→ **What you will do**
Lift out all lines below that contain "Yesterday".

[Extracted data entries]
※ ※ ※

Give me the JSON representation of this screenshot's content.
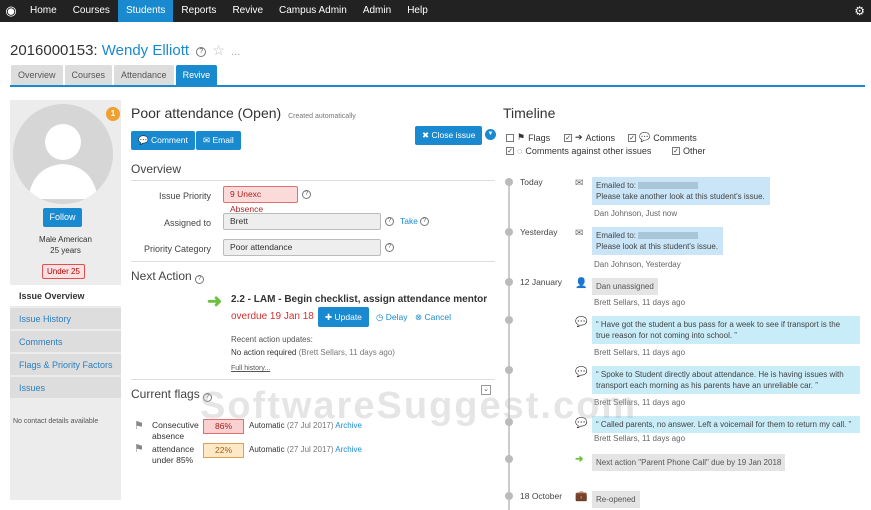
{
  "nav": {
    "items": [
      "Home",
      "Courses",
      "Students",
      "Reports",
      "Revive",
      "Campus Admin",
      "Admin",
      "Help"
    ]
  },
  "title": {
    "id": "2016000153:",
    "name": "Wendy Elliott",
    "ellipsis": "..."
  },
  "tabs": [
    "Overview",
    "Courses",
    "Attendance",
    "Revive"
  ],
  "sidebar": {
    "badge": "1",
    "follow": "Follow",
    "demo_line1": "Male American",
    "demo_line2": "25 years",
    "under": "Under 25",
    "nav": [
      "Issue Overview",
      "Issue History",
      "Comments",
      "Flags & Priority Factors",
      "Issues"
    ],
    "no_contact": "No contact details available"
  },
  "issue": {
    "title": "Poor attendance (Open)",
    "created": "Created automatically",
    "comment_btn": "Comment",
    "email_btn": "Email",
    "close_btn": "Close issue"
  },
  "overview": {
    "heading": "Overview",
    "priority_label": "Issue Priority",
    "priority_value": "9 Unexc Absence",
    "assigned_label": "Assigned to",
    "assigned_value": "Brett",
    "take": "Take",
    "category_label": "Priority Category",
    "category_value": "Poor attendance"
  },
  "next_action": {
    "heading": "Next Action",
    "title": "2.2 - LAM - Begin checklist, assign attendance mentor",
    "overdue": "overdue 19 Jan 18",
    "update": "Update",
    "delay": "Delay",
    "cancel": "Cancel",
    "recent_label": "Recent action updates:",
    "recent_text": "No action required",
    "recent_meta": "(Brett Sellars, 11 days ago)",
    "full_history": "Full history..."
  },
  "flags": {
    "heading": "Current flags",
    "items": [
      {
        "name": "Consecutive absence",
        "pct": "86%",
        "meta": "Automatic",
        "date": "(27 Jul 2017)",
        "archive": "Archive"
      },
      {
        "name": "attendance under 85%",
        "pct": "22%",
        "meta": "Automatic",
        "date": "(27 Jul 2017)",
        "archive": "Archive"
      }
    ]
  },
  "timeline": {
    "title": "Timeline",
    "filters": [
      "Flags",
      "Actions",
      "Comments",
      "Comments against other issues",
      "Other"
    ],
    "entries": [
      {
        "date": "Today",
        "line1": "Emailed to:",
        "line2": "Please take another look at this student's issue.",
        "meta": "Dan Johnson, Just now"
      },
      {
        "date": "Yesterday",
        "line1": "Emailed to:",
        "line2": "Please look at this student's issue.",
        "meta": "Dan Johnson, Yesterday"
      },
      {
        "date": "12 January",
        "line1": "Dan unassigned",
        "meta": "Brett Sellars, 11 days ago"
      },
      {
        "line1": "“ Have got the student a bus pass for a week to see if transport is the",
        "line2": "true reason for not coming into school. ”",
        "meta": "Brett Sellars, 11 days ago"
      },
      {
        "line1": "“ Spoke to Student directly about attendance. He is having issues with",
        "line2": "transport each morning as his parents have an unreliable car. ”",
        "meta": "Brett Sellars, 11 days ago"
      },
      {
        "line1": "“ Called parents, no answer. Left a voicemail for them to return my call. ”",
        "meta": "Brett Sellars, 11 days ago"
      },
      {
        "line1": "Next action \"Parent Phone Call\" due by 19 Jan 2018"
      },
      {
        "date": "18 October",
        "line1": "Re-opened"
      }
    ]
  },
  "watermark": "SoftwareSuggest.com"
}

※ ※ ※

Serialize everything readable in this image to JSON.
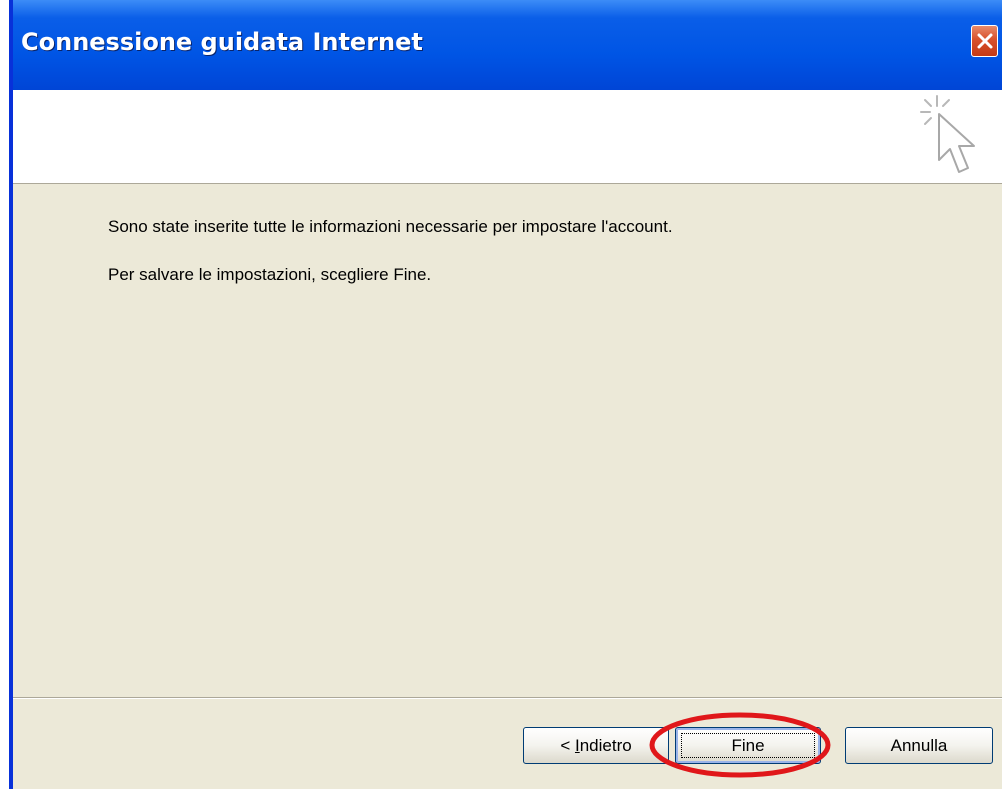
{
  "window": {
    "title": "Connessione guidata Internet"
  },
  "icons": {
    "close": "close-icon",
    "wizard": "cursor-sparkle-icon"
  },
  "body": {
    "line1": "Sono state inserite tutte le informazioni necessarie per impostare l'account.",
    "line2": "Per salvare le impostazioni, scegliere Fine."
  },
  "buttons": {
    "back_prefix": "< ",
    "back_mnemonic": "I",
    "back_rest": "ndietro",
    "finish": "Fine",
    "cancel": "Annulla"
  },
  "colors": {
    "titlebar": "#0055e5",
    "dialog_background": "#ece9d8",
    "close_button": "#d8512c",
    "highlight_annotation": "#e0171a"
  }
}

※ ※ ※

→ **Answer for the task**
        "date": "Yesterday",
        "meta": "Dan Johnson, Yesterday"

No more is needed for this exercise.